* **Stated problem**
Write the data out again in full, with no departure from the original.

* **Extracted material**
"""

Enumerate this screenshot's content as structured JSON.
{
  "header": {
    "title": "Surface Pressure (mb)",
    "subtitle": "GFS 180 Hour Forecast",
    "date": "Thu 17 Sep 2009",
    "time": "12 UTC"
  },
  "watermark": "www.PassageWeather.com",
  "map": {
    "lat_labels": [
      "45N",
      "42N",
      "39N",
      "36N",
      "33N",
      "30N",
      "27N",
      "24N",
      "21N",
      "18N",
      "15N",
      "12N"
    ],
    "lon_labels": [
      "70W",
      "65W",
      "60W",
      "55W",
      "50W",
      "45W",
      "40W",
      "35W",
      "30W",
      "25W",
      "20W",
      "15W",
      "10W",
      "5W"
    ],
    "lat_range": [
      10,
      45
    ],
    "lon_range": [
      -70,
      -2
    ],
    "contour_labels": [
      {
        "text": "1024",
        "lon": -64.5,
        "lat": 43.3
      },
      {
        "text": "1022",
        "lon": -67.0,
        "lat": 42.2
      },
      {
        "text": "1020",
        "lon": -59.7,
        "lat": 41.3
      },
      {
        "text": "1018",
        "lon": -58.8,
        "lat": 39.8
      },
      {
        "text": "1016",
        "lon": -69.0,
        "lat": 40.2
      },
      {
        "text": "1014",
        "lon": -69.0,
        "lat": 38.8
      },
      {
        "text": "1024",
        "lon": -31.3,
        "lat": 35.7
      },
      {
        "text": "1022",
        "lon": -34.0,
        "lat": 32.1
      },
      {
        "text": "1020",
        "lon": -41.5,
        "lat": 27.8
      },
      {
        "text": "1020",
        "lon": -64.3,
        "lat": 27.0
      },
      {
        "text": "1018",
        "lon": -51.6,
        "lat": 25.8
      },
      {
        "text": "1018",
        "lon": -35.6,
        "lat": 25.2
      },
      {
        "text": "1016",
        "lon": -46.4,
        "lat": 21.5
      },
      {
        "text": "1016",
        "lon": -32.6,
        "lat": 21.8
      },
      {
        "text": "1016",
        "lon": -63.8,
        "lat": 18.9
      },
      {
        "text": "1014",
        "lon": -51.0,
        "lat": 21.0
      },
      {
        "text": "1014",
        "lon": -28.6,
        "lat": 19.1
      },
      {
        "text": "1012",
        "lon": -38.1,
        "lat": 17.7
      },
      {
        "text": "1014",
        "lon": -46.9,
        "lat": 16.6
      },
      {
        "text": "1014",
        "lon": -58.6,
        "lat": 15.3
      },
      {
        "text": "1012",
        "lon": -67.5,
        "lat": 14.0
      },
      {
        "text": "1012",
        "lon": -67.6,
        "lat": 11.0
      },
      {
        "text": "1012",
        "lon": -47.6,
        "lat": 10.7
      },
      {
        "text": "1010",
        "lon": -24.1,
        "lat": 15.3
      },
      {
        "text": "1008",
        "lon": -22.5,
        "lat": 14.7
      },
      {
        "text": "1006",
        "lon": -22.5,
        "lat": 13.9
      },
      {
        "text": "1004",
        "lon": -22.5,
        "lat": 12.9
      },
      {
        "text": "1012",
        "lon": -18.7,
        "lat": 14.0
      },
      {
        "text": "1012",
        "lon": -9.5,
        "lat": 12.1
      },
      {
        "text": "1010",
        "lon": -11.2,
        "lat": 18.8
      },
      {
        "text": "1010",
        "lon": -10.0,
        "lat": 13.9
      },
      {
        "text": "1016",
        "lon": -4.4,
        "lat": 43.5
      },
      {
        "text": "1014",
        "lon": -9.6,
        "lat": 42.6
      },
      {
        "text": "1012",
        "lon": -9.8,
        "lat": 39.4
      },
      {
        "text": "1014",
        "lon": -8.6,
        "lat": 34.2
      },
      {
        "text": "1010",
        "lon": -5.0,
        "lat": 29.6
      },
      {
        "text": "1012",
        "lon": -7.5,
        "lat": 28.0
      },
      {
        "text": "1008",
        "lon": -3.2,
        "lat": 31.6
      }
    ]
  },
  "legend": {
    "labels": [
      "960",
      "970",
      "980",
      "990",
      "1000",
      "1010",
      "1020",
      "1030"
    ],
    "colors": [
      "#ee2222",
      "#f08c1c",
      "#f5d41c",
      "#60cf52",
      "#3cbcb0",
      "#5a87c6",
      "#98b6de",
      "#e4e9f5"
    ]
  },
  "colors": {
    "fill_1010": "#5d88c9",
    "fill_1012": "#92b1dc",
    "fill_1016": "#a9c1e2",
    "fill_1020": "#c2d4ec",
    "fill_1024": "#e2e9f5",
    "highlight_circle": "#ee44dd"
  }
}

"""

* **Output below**
Enumerate this screenshot's content as structured JSON.
{
  "header": {
    "title": "Surface Pressure (mb)",
    "subtitle": "GFS 180 Hour Forecast",
    "date": "Thu 17 Sep 2009",
    "time": "12 UTC"
  },
  "watermark": "www.PassageWeather.com",
  "map": {
    "lat_labels": [
      "45N",
      "42N",
      "39N",
      "36N",
      "33N",
      "30N",
      "27N",
      "24N",
      "21N",
      "18N",
      "15N",
      "12N"
    ],
    "lon_labels": [
      "70W",
      "65W",
      "60W",
      "55W",
      "50W",
      "45W",
      "40W",
      "35W",
      "30W",
      "25W",
      "20W",
      "15W",
      "10W",
      "5W"
    ],
    "lat_range": [
      10,
      45
    ],
    "lon_range": [
      -70,
      -2
    ],
    "contour_labels": [
      {
        "text": "1024",
        "lon": -64.5,
        "lat": 43.3
      },
      {
        "text": "1022",
        "lon": -67.0,
        "lat": 42.2
      },
      {
        "text": "1020",
        "lon": -59.7,
        "lat": 41.3
      },
      {
        "text": "1018",
        "lon": -58.8,
        "lat": 39.8
      },
      {
        "text": "1016",
        "lon": -69.0,
        "lat": 40.2
      },
      {
        "text": "1014",
        "lon": -69.0,
        "lat": 38.8
      },
      {
        "text": "1024",
        "lon": -31.3,
        "lat": 35.7
      },
      {
        "text": "1022",
        "lon": -34.0,
        "lat": 32.1
      },
      {
        "text": "1020",
        "lon": -41.5,
        "lat": 27.8
      },
      {
        "text": "1020",
        "lon": -64.3,
        "lat": 27.0
      },
      {
        "text": "1018",
        "lon": -51.6,
        "lat": 25.8
      },
      {
        "text": "1018",
        "lon": -35.6,
        "lat": 25.2
      },
      {
        "text": "1016",
        "lon": -46.4,
        "lat": 21.5
      },
      {
        "text": "1016",
        "lon": -32.6,
        "lat": 21.8
      },
      {
        "text": "1016",
        "lon": -63.8,
        "lat": 18.9
      },
      {
        "text": "1014",
        "lon": -51.0,
        "lat": 21.0
      },
      {
        "text": "1014",
        "lon": -28.6,
        "lat": 19.1
      },
      {
        "text": "1012",
        "lon": -38.1,
        "lat": 17.7
      },
      {
        "text": "1014",
        "lon": -46.9,
        "lat": 16.6
      },
      {
        "text": "1014",
        "lon": -58.6,
        "lat": 15.3
      },
      {
        "text": "1012",
        "lon": -67.5,
        "lat": 14.0
      },
      {
        "text": "1012",
        "lon": -67.6,
        "lat": 11.0
      },
      {
        "text": "1012",
        "lon": -47.6,
        "lat": 10.7
      },
      {
        "text": "1010",
        "lon": -24.1,
        "lat": 15.3
      },
      {
        "text": "1008",
        "lon": -22.5,
        "lat": 14.7
      },
      {
        "text": "1006",
        "lon": -22.5,
        "lat": 13.9
      },
      {
        "text": "1004",
        "lon": -22.5,
        "lat": 12.9
      },
      {
        "text": "1012",
        "lon": -18.7,
        "lat": 14.0
      },
      {
        "text": "1012",
        "lon": -9.5,
        "lat": 12.1
      },
      {
        "text": "1010",
        "lon": -11.2,
        "lat": 18.8
      },
      {
        "text": "1010",
        "lon": -10.0,
        "lat": 13.9
      },
      {
        "text": "1016",
        "lon": -4.4,
        "lat": 43.5
      },
      {
        "text": "1014",
        "lon": -9.6,
        "lat": 42.6
      },
      {
        "text": "1012",
        "lon": -9.8,
        "lat": 39.4
      },
      {
        "text": "1014",
        "lon": -8.6,
        "lat": 34.2
      },
      {
        "text": "1010",
        "lon": -5.0,
        "lat": 29.6
      },
      {
        "text": "1012",
        "lon": -7.5,
        "lat": 28.0
      },
      {
        "text": "1008",
        "lon": -3.2,
        "lat": 31.6
      }
    ]
  },
  "legend": {
    "labels": [
      "960",
      "970",
      "980",
      "990",
      "1000",
      "1010",
      "1020",
      "1030"
    ],
    "colors": [
      "#ee2222",
      "#f08c1c",
      "#f5d41c",
      "#60cf52",
      "#3cbcb0",
      "#5a87c6",
      "#98b6de",
      "#e4e9f5"
    ]
  },
  "colors": {
    "fill_1010": "#5d88c9",
    "fill_1012": "#92b1dc",
    "fill_1016": "#a9c1e2",
    "fill_1020": "#c2d4ec",
    "fill_1024": "#e2e9f5",
    "highlight_circle": "#ee44dd"
  }
}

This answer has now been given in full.